WHAT THE EXERCISE ASKS: Skip all pictures, then print the remaining material exactly.

(Chart and figure data)
= = = =
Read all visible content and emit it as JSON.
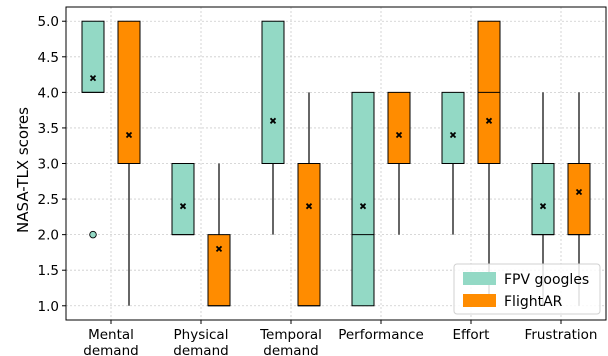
{
  "chart_data": {
    "type": "box",
    "ylabel": "NASA-TLX scores",
    "xlabel": "",
    "title": "",
    "ylim": [
      0.8,
      5.2
    ],
    "yticks": [
      "1.0",
      "1.5",
      "2.0",
      "2.5",
      "3.0",
      "3.5",
      "4.0",
      "4.5",
      "5.0"
    ],
    "grid": true,
    "legend_position": "bottom-right",
    "categories": [
      [
        "Mental",
        "demand"
      ],
      [
        "Physical",
        "demand"
      ],
      [
        "Temporal",
        "demand"
      ],
      [
        "Performance"
      ],
      [
        "Effort"
      ],
      [
        "Frustration"
      ]
    ],
    "series": [
      {
        "name": "FPV googles",
        "color": "#93d9c5",
        "boxes": [
          {
            "whisker_low": 4.0,
            "q1": 4.0,
            "median": 4.0,
            "q3": 5.0,
            "whisker_high": 5.0,
            "mean": 4.2,
            "outliers": [
              2.0
            ]
          },
          {
            "whisker_low": 2.0,
            "q1": 2.0,
            "median": 2.0,
            "q3": 3.0,
            "whisker_high": 3.0,
            "mean": 2.4,
            "outliers": []
          },
          {
            "whisker_low": 2.0,
            "q1": 3.0,
            "median": 3.0,
            "q3": 5.0,
            "whisker_high": 5.0,
            "mean": 3.6,
            "outliers": []
          },
          {
            "whisker_low": 1.0,
            "q1": 1.0,
            "median": 2.0,
            "q3": 4.0,
            "whisker_high": 4.0,
            "mean": 2.4,
            "outliers": []
          },
          {
            "whisker_low": 2.0,
            "q1": 3.0,
            "median": 3.0,
            "q3": 4.0,
            "whisker_high": 4.0,
            "mean": 3.4,
            "outliers": []
          },
          {
            "whisker_low": 1.0,
            "q1": 2.0,
            "median": 2.0,
            "q3": 3.0,
            "whisker_high": 4.0,
            "mean": 2.4,
            "outliers": []
          }
        ]
      },
      {
        "name": "FlightAR",
        "color": "#ff8c00",
        "boxes": [
          {
            "whisker_low": 1.0,
            "q1": 3.0,
            "median": 3.0,
            "q3": 5.0,
            "whisker_high": 5.0,
            "mean": 3.4,
            "outliers": []
          },
          {
            "whisker_low": 1.0,
            "q1": 1.0,
            "median": 1.0,
            "q3": 2.0,
            "whisker_high": 3.0,
            "mean": 1.8,
            "outliers": []
          },
          {
            "whisker_low": 1.0,
            "q1": 1.0,
            "median": 1.0,
            "q3": 3.0,
            "whisker_high": 4.0,
            "mean": 2.4,
            "outliers": []
          },
          {
            "whisker_low": 2.0,
            "q1": 3.0,
            "median": 3.0,
            "q3": 4.0,
            "whisker_high": 4.0,
            "mean": 3.4,
            "outliers": []
          },
          {
            "whisker_low": 1.0,
            "q1": 3.0,
            "median": 4.0,
            "q3": 5.0,
            "whisker_high": 5.0,
            "mean": 3.6,
            "outliers": []
          },
          {
            "whisker_low": 1.0,
            "q1": 2.0,
            "median": 2.0,
            "q3": 3.0,
            "whisker_high": 4.0,
            "mean": 2.6,
            "outliers": []
          }
        ]
      }
    ]
  }
}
= = = =
ANSWER TO THE EXERCISE:
Read all visible content and emit it as JSON.
{
  "chart_data": {
    "type": "box",
    "ylabel": "NASA-TLX scores",
    "xlabel": "",
    "title": "",
    "ylim": [
      0.8,
      5.2
    ],
    "yticks": [
      "1.0",
      "1.5",
      "2.0",
      "2.5",
      "3.0",
      "3.5",
      "4.0",
      "4.5",
      "5.0"
    ],
    "grid": true,
    "legend_position": "bottom-right",
    "categories": [
      [
        "Mental",
        "demand"
      ],
      [
        "Physical",
        "demand"
      ],
      [
        "Temporal",
        "demand"
      ],
      [
        "Performance"
      ],
      [
        "Effort"
      ],
      [
        "Frustration"
      ]
    ],
    "series": [
      {
        "name": "FPV googles",
        "color": "#93d9c5",
        "boxes": [
          {
            "whisker_low": 4.0,
            "q1": 4.0,
            "median": 4.0,
            "q3": 5.0,
            "whisker_high": 5.0,
            "mean": 4.2,
            "outliers": [
              2.0
            ]
          },
          {
            "whisker_low": 2.0,
            "q1": 2.0,
            "median": 2.0,
            "q3": 3.0,
            "whisker_high": 3.0,
            "mean": 2.4,
            "outliers": []
          },
          {
            "whisker_low": 2.0,
            "q1": 3.0,
            "median": 3.0,
            "q3": 5.0,
            "whisker_high": 5.0,
            "mean": 3.6,
            "outliers": []
          },
          {
            "whisker_low": 1.0,
            "q1": 1.0,
            "median": 2.0,
            "q3": 4.0,
            "whisker_high": 4.0,
            "mean": 2.4,
            "outliers": []
          },
          {
            "whisker_low": 2.0,
            "q1": 3.0,
            "median": 3.0,
            "q3": 4.0,
            "whisker_high": 4.0,
            "mean": 3.4,
            "outliers": []
          },
          {
            "whisker_low": 1.0,
            "q1": 2.0,
            "median": 2.0,
            "q3": 3.0,
            "whisker_high": 4.0,
            "mean": 2.4,
            "outliers": []
          }
        ]
      },
      {
        "name": "FlightAR",
        "color": "#ff8c00",
        "boxes": [
          {
            "whisker_low": 1.0,
            "q1": 3.0,
            "median": 3.0,
            "q3": 5.0,
            "whisker_high": 5.0,
            "mean": 3.4,
            "outliers": []
          },
          {
            "whisker_low": 1.0,
            "q1": 1.0,
            "median": 1.0,
            "q3": 2.0,
            "whisker_high": 3.0,
            "mean": 1.8,
            "outliers": []
          },
          {
            "whisker_low": 1.0,
            "q1": 1.0,
            "median": 1.0,
            "q3": 3.0,
            "whisker_high": 4.0,
            "mean": 2.4,
            "outliers": []
          },
          {
            "whisker_low": 2.0,
            "q1": 3.0,
            "median": 3.0,
            "q3": 4.0,
            "whisker_high": 4.0,
            "mean": 3.4,
            "outliers": []
          },
          {
            "whisker_low": 1.0,
            "q1": 3.0,
            "median": 4.0,
            "q3": 5.0,
            "whisker_high": 5.0,
            "mean": 3.6,
            "outliers": []
          },
          {
            "whisker_low": 1.0,
            "q1": 2.0,
            "median": 2.0,
            "q3": 3.0,
            "whisker_high": 4.0,
            "mean": 2.6,
            "outliers": []
          }
        ]
      }
    ]
  }
}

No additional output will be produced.